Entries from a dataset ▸
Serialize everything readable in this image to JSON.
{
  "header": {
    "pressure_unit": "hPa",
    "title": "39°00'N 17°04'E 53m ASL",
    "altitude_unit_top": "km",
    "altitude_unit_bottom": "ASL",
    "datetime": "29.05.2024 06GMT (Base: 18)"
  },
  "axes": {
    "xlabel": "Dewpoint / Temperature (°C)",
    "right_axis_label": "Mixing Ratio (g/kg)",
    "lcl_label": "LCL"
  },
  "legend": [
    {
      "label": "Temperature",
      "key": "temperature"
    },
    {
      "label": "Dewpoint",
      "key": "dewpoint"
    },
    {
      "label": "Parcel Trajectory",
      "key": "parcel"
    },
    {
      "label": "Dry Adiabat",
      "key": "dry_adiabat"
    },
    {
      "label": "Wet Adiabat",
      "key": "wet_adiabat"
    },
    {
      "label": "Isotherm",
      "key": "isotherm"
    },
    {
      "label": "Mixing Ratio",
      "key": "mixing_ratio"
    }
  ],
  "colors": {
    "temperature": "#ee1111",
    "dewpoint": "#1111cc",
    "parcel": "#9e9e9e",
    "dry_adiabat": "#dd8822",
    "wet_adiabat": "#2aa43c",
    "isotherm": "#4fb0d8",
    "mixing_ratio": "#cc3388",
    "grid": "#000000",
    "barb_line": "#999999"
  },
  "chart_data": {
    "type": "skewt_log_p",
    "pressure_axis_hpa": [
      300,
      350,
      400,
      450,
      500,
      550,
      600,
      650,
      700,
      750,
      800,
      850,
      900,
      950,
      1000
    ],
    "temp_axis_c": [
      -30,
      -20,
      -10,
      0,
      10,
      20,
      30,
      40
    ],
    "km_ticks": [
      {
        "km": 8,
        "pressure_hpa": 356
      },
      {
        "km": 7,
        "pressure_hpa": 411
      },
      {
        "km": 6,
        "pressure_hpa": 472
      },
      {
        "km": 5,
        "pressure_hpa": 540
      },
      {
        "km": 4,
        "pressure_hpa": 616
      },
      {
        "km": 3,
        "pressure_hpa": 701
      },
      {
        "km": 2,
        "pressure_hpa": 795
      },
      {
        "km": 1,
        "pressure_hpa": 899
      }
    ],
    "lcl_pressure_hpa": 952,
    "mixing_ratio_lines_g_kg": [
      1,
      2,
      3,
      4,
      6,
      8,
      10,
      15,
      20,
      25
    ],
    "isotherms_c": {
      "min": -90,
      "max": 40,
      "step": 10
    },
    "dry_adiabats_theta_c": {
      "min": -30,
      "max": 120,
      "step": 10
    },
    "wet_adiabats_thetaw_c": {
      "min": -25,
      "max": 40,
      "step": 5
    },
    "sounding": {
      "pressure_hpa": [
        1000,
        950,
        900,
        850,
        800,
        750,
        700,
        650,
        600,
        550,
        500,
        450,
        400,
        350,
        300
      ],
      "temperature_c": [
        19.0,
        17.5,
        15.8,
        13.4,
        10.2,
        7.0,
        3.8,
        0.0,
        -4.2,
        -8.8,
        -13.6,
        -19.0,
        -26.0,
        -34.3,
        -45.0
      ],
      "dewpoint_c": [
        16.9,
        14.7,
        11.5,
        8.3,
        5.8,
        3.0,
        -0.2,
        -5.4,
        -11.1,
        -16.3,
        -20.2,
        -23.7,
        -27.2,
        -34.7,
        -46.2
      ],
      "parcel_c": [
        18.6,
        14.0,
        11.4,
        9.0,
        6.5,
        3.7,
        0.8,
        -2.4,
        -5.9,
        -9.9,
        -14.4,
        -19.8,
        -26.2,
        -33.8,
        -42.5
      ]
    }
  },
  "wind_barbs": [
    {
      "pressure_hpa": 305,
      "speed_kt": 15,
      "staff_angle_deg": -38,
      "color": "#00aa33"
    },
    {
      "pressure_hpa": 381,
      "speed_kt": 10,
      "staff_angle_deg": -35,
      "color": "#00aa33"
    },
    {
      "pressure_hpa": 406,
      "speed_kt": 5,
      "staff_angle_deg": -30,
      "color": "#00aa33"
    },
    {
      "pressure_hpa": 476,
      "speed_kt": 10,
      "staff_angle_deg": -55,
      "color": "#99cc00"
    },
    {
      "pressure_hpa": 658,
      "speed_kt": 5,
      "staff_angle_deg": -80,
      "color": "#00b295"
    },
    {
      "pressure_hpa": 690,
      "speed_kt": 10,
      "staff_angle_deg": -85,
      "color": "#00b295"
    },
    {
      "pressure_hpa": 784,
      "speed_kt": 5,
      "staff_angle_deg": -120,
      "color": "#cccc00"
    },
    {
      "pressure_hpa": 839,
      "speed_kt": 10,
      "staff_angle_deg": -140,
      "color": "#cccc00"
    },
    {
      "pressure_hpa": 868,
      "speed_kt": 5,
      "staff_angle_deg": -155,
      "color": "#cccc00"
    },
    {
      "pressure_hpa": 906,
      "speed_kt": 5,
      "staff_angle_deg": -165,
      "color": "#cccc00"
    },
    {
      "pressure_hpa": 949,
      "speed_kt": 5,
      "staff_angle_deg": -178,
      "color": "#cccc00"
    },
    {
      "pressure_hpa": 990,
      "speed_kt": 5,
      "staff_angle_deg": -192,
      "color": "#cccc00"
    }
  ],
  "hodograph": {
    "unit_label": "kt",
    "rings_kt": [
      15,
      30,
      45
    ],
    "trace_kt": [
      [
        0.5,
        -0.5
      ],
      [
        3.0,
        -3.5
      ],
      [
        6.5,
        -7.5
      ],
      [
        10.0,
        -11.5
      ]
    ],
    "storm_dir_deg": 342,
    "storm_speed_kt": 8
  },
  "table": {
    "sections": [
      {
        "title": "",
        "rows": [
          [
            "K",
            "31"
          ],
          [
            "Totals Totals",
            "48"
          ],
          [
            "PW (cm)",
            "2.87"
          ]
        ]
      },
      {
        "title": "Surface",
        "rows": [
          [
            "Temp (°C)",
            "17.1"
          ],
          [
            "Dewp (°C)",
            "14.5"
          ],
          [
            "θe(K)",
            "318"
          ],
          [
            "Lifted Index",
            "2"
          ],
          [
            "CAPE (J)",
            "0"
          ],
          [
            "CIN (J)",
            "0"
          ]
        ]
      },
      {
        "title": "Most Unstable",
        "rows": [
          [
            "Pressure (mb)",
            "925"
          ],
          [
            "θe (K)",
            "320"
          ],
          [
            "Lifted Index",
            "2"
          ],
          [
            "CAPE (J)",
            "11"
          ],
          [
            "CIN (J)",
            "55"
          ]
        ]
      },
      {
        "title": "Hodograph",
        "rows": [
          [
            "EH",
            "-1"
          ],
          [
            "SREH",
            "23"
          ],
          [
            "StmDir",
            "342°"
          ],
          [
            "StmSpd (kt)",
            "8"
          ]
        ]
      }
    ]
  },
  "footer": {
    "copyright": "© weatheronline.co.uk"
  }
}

Task objective ▸
Reproduce the listing in full. Keep it exactly as written.

Response ▸
Serialize everything readable in this image to JSON.
{
  "header": {
    "pressure_unit": "hPa",
    "title": "39°00'N 17°04'E 53m ASL",
    "altitude_unit_top": "km",
    "altitude_unit_bottom": "ASL",
    "datetime": "29.05.2024 06GMT (Base: 18)"
  },
  "axes": {
    "xlabel": "Dewpoint / Temperature (°C)",
    "right_axis_label": "Mixing Ratio (g/kg)",
    "lcl_label": "LCL"
  },
  "legend": [
    {
      "label": "Temperature",
      "key": "temperature"
    },
    {
      "label": "Dewpoint",
      "key": "dewpoint"
    },
    {
      "label": "Parcel Trajectory",
      "key": "parcel"
    },
    {
      "label": "Dry Adiabat",
      "key": "dry_adiabat"
    },
    {
      "label": "Wet Adiabat",
      "key": "wet_adiabat"
    },
    {
      "label": "Isotherm",
      "key": "isotherm"
    },
    {
      "label": "Mixing Ratio",
      "key": "mixing_ratio"
    }
  ],
  "colors": {
    "temperature": "#ee1111",
    "dewpoint": "#1111cc",
    "parcel": "#9e9e9e",
    "dry_adiabat": "#dd8822",
    "wet_adiabat": "#2aa43c",
    "isotherm": "#4fb0d8",
    "mixing_ratio": "#cc3388",
    "grid": "#000000",
    "barb_line": "#999999"
  },
  "chart_data": {
    "type": "skewt_log_p",
    "pressure_axis_hpa": [
      300,
      350,
      400,
      450,
      500,
      550,
      600,
      650,
      700,
      750,
      800,
      850,
      900,
      950,
      1000
    ],
    "temp_axis_c": [
      -30,
      -20,
      -10,
      0,
      10,
      20,
      30,
      40
    ],
    "km_ticks": [
      {
        "km": 8,
        "pressure_hpa": 356
      },
      {
        "km": 7,
        "pressure_hpa": 411
      },
      {
        "km": 6,
        "pressure_hpa": 472
      },
      {
        "km": 5,
        "pressure_hpa": 540
      },
      {
        "km": 4,
        "pressure_hpa": 616
      },
      {
        "km": 3,
        "pressure_hpa": 701
      },
      {
        "km": 2,
        "pressure_hpa": 795
      },
      {
        "km": 1,
        "pressure_hpa": 899
      }
    ],
    "lcl_pressure_hpa": 952,
    "mixing_ratio_lines_g_kg": [
      1,
      2,
      3,
      4,
      6,
      8,
      10,
      15,
      20,
      25
    ],
    "isotherms_c": {
      "min": -90,
      "max": 40,
      "step": 10
    },
    "dry_adiabats_theta_c": {
      "min": -30,
      "max": 120,
      "step": 10
    },
    "wet_adiabats_thetaw_c": {
      "min": -25,
      "max": 40,
      "step": 5
    },
    "sounding": {
      "pressure_hpa": [
        1000,
        950,
        900,
        850,
        800,
        750,
        700,
        650,
        600,
        550,
        500,
        450,
        400,
        350,
        300
      ],
      "temperature_c": [
        19.0,
        17.5,
        15.8,
        13.4,
        10.2,
        7.0,
        3.8,
        0.0,
        -4.2,
        -8.8,
        -13.6,
        -19.0,
        -26.0,
        -34.3,
        -45.0
      ],
      "dewpoint_c": [
        16.9,
        14.7,
        11.5,
        8.3,
        5.8,
        3.0,
        -0.2,
        -5.4,
        -11.1,
        -16.3,
        -20.2,
        -23.7,
        -27.2,
        -34.7,
        -46.2
      ],
      "parcel_c": [
        18.6,
        14.0,
        11.4,
        9.0,
        6.5,
        3.7,
        0.8,
        -2.4,
        -5.9,
        -9.9,
        -14.4,
        -19.8,
        -26.2,
        -33.8,
        -42.5
      ]
    }
  },
  "wind_barbs": [
    {
      "pressure_hpa": 305,
      "speed_kt": 15,
      "staff_angle_deg": -38,
      "color": "#00aa33"
    },
    {
      "pressure_hpa": 381,
      "speed_kt": 10,
      "staff_angle_deg": -35,
      "color": "#00aa33"
    },
    {
      "pressure_hpa": 406,
      "speed_kt": 5,
      "staff_angle_deg": -30,
      "color": "#00aa33"
    },
    {
      "pressure_hpa": 476,
      "speed_kt": 10,
      "staff_angle_deg": -55,
      "color": "#99cc00"
    },
    {
      "pressure_hpa": 658,
      "speed_kt": 5,
      "staff_angle_deg": -80,
      "color": "#00b295"
    },
    {
      "pressure_hpa": 690,
      "speed_kt": 10,
      "staff_angle_deg": -85,
      "color": "#00b295"
    },
    {
      "pressure_hpa": 784,
      "speed_kt": 5,
      "staff_angle_deg": -120,
      "color": "#cccc00"
    },
    {
      "pressure_hpa": 839,
      "speed_kt": 10,
      "staff_angle_deg": -140,
      "color": "#cccc00"
    },
    {
      "pressure_hpa": 868,
      "speed_kt": 5,
      "staff_angle_deg": -155,
      "color": "#cccc00"
    },
    {
      "pressure_hpa": 906,
      "speed_kt": 5,
      "staff_angle_deg": -165,
      "color": "#cccc00"
    },
    {
      "pressure_hpa": 949,
      "speed_kt": 5,
      "staff_angle_deg": -178,
      "color": "#cccc00"
    },
    {
      "pressure_hpa": 990,
      "speed_kt": 5,
      "staff_angle_deg": -192,
      "color": "#cccc00"
    }
  ],
  "hodograph": {
    "unit_label": "kt",
    "rings_kt": [
      15,
      30,
      45
    ],
    "trace_kt": [
      [
        0.5,
        -0.5
      ],
      [
        3.0,
        -3.5
      ],
      [
        6.5,
        -7.5
      ],
      [
        10.0,
        -11.5
      ]
    ],
    "storm_dir_deg": 342,
    "storm_speed_kt": 8
  },
  "table": {
    "sections": [
      {
        "title": "",
        "rows": [
          [
            "K",
            "31"
          ],
          [
            "Totals Totals",
            "48"
          ],
          [
            "PW (cm)",
            "2.87"
          ]
        ]
      },
      {
        "title": "Surface",
        "rows": [
          [
            "Temp (°C)",
            "17.1"
          ],
          [
            "Dewp (°C)",
            "14.5"
          ],
          [
            "θe(K)",
            "318"
          ],
          [
            "Lifted Index",
            "2"
          ],
          [
            "CAPE (J)",
            "0"
          ],
          [
            "CIN (J)",
            "0"
          ]
        ]
      },
      {
        "title": "Most Unstable",
        "rows": [
          [
            "Pressure (mb)",
            "925"
          ],
          [
            "θe (K)",
            "320"
          ],
          [
            "Lifted Index",
            "2"
          ],
          [
            "CAPE (J)",
            "11"
          ],
          [
            "CIN (J)",
            "55"
          ]
        ]
      },
      {
        "title": "Hodograph",
        "rows": [
          [
            "EH",
            "-1"
          ],
          [
            "SREH",
            "23"
          ],
          [
            "StmDir",
            "342°"
          ],
          [
            "StmSpd (kt)",
            "8"
          ]
        ]
      }
    ]
  },
  "footer": {
    "copyright": "© weatheronline.co.uk"
  }
}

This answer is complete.